▸ Exercise inputs:
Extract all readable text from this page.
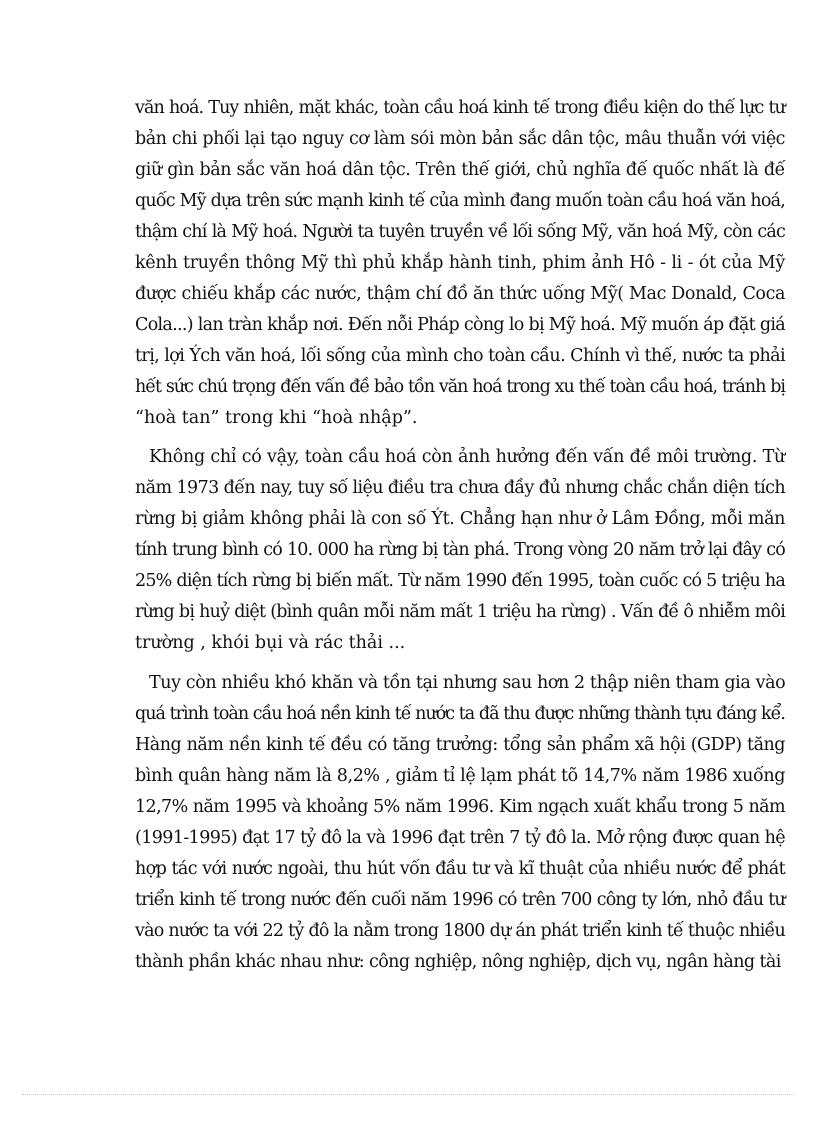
văn hoá. Tuy nhiên, mặt khác, toàn cầu hoá kinh tế trong điều kiện do thế lực tư
bản chi phối lại tạo nguy cơ làm sói mòn bản sắc dân tộc, mâu thuẫn với việc
giữ gìn bản sắc văn hoá dân tộc. Trên thế giới, chủ nghĩa đế quốc nhất là đế
quốc Mỹ dựa trên sức mạnh kinh tế của mình đang muốn toàn cầu hoá văn hoá,
thậm chí là Mỹ hoá. Người ta tuyên truyền về lối sống Mỹ, văn hoá Mỹ, còn các
kênh truyền thông Mỹ thì phủ khắp hành tinh, phim ảnh Hô - li - ót của Mỹ
được chiếu khắp các nước, thậm chí đồ ăn thức uống Mỹ( Mac Donald, Coca
Cola...) lan tràn khắp nơi. Đến nỗi Pháp còng lo bị Mỹ hoá. Mỹ muốn áp đặt giá
trị, lợi Ých văn hoá, lối sống của mình cho toàn cầu. Chính vì thế, nước ta phải
hết sức chú trọng đến vấn đề bảo tồn văn hoá trong xu thế toàn cầu hoá, tránh bị
“hoà tan” trong khi “hoà nhập”.
Không chỉ có vậy, toàn cầu hoá còn ảnh hưởng đến vấn đề môi trường. Từ
năm 1973 đến nay, tuy số liệu điều tra chưa đầy đủ nhưng chắc chắn diện tích
rừng bị giảm không phải là con số Ýt. Chẳng hạn như ở Lâm Đồng, mỗi mǎn
tính trung bình có 10. 000 ha rừng bị tàn phá. Trong vòng 20 năm trở lại đây có
25% diện tích rừng bị biến mất. Từ năm 1990 đến 1995, toàn cuốc có 5 triệu ha
rừng bị huỷ diệt (bình quân mỗi năm mất 1 triệu ha rừng) . Vấn đề ô nhiễm môi
trường , khói bụi và rác thải ...
Tuy còn nhiều khó khăn và tồn tại nhưng sau hơn 2 thập niên tham gia vào
quá trình toàn cầu hoá nền kinh tế nước ta đã thu được những thành tựu đáng kể.
Hàng năm nền kinh tế đều có tăng trưởng: tổng sản phẩm xã hội (GDP) tăng
bình quân hàng năm là 8,2% , giảm tỉ lệ lạm phát tõ 14,7% năm 1986 xuống
12,7% năm 1995 và khoảng 5% năm 1996. Kim ngạch xuất khẩu trong 5 năm
(1991-1995) đạt 17 tỷ đô la và 1996 đạt trên 7 tỷ đô la. Mở rộng được quan hệ
hợp tác với nước ngoài, thu hút vốn đầu tư và kĩ thuật của nhiều nước để phát
triển kinh tế trong nước đến cuối năm 1996 có trên 700 công ty lớn, nhỏ đầu tư
vào nước ta với 22 tỷ đô la nằm trong 1800 dự án phát triển kinh tế thuộc nhiều
thành phần khác nhau như: công nghiệp, nông nghiệp, dịch vụ, ngân hàng tài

▸ What the task asks:
Reproduce every record above exactly, but leave out the pictures.

▸ Full solution:
Extract all readable text from this page.
văn hoá. Tuy nhiên, mặt khác, toàn cầu hoá kinh tế trong điều kiện do thế lực tư
bản chi phối lại tạo nguy cơ làm sói mòn bản sắc dân tộc, mâu thuẫn với việc
giữ gìn bản sắc văn hoá dân tộc. Trên thế giới, chủ nghĩa đế quốc nhất là đế
quốc Mỹ dựa trên sức mạnh kinh tế của mình đang muốn toàn cầu hoá văn hoá,
thậm chí là Mỹ hoá. Người ta tuyên truyền về lối sống Mỹ, văn hoá Mỹ, còn các
kênh truyền thông Mỹ thì phủ khắp hành tinh, phim ảnh Hô - li - ót của Mỹ
được chiếu khắp các nước, thậm chí đồ ăn thức uống Mỹ( Mac Donald, Coca
Cola...) lan tràn khắp nơi. Đến nỗi Pháp còng lo bị Mỹ hoá. Mỹ muốn áp đặt giá
trị, lợi Ých văn hoá, lối sống của mình cho toàn cầu. Chính vì thế, nước ta phải
hết sức chú trọng đến vấn đề bảo tồn văn hoá trong xu thế toàn cầu hoá, tránh bị
“hoà tan” trong khi “hoà nhập”.
Không chỉ có vậy, toàn cầu hoá còn ảnh hưởng đến vấn đề môi trường. Từ
năm 1973 đến nay, tuy số liệu điều tra chưa đầy đủ nhưng chắc chắn diện tích
rừng bị giảm không phải là con số Ýt. Chẳng hạn như ở Lâm Đồng, mỗi mǎn
tính trung bình có 10. 000 ha rừng bị tàn phá. Trong vòng 20 năm trở lại đây có
25% diện tích rừng bị biến mất. Từ năm 1990 đến 1995, toàn cuốc có 5 triệu ha
rừng bị huỷ diệt (bình quân mỗi năm mất 1 triệu ha rừng) . Vấn đề ô nhiễm môi
trường , khói bụi và rác thải ...
Tuy còn nhiều khó khăn và tồn tại nhưng sau hơn 2 thập niên tham gia vào
quá trình toàn cầu hoá nền kinh tế nước ta đã thu được những thành tựu đáng kể.
Hàng năm nền kinh tế đều có tăng trưởng: tổng sản phẩm xã hội (GDP) tăng
bình quân hàng năm là 8,2% , giảm tỉ lệ lạm phát tõ 14,7% năm 1986 xuống
12,7% năm 1995 và khoảng 5% năm 1996. Kim ngạch xuất khẩu trong 5 năm
(1991-1995) đạt 17 tỷ đô la và 1996 đạt trên 7 tỷ đô la. Mở rộng được quan hệ
hợp tác với nước ngoài, thu hút vốn đầu tư và kĩ thuật của nhiều nước để phát
triển kinh tế trong nước đến cuối năm 1996 có trên 700 công ty lớn, nhỏ đầu tư
vào nước ta với 22 tỷ đô la nằm trong 1800 dự án phát triển kinh tế thuộc nhiều
thành phần khác nhau như: công nghiệp, nông nghiệp, dịch vụ, ngân hàng tài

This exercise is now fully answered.